# TASK
Copy every line of the data that includes the string "name".

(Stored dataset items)
↓
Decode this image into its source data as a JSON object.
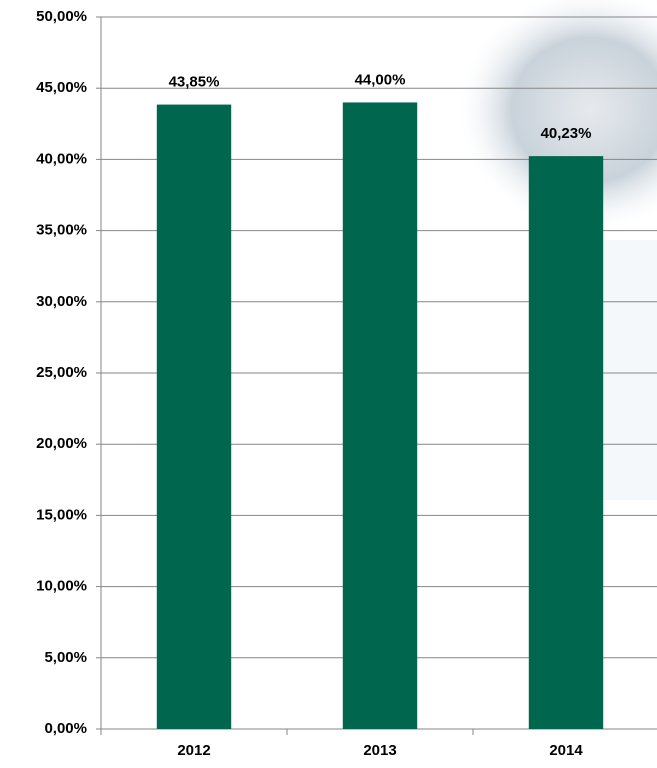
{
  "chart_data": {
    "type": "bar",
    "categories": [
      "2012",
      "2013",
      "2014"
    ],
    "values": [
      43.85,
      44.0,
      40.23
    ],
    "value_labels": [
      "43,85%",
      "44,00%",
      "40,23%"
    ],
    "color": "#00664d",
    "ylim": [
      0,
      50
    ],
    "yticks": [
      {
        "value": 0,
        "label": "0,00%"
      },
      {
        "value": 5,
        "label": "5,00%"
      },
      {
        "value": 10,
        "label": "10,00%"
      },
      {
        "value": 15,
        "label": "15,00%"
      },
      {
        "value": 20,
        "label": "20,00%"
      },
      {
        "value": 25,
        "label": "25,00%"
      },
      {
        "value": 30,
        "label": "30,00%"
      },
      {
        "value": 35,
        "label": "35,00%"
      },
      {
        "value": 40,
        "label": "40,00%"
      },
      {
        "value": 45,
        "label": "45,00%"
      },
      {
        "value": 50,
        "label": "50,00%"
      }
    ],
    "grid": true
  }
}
↑
↓
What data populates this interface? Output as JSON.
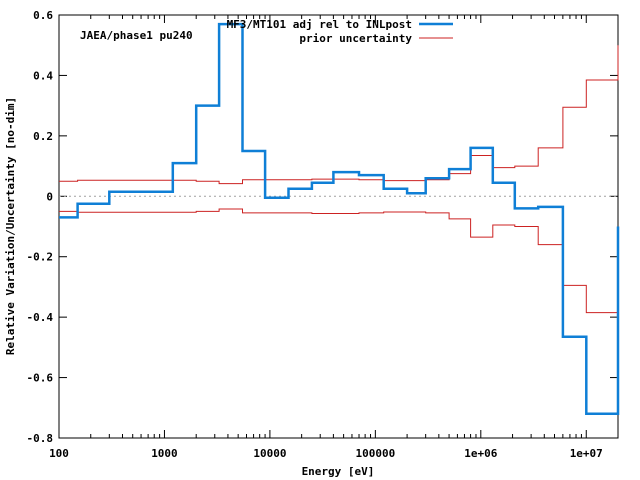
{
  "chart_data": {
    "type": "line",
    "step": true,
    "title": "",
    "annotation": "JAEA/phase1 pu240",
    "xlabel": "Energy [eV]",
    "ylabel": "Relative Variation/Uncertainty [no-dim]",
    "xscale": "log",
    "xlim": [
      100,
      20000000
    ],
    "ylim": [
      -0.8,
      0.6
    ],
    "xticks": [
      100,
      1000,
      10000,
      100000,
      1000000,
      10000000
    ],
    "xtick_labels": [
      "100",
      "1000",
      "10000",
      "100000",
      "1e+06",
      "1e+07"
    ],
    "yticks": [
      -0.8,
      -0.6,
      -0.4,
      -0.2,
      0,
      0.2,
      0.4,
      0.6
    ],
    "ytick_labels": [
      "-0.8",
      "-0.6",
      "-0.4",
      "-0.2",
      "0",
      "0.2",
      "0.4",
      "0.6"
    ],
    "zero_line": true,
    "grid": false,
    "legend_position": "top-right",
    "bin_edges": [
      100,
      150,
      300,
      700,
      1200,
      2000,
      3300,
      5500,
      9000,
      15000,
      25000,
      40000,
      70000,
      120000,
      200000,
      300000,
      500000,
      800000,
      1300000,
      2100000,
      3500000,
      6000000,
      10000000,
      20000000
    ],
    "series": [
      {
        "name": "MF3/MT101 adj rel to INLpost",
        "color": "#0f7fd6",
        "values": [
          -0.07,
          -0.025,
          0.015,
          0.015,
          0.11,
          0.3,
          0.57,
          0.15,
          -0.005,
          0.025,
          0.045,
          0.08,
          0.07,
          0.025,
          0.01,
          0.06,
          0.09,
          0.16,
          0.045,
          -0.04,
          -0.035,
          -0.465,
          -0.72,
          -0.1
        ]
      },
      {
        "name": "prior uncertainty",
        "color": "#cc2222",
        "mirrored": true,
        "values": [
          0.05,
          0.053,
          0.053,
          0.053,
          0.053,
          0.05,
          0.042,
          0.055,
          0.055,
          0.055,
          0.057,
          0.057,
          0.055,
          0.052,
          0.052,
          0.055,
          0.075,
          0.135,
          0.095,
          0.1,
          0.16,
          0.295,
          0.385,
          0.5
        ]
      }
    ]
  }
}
↑
# RESULT OF THE TASK
        "name": "MF3/MT101 adj rel to INLpost",
        "name": "prior uncertainty",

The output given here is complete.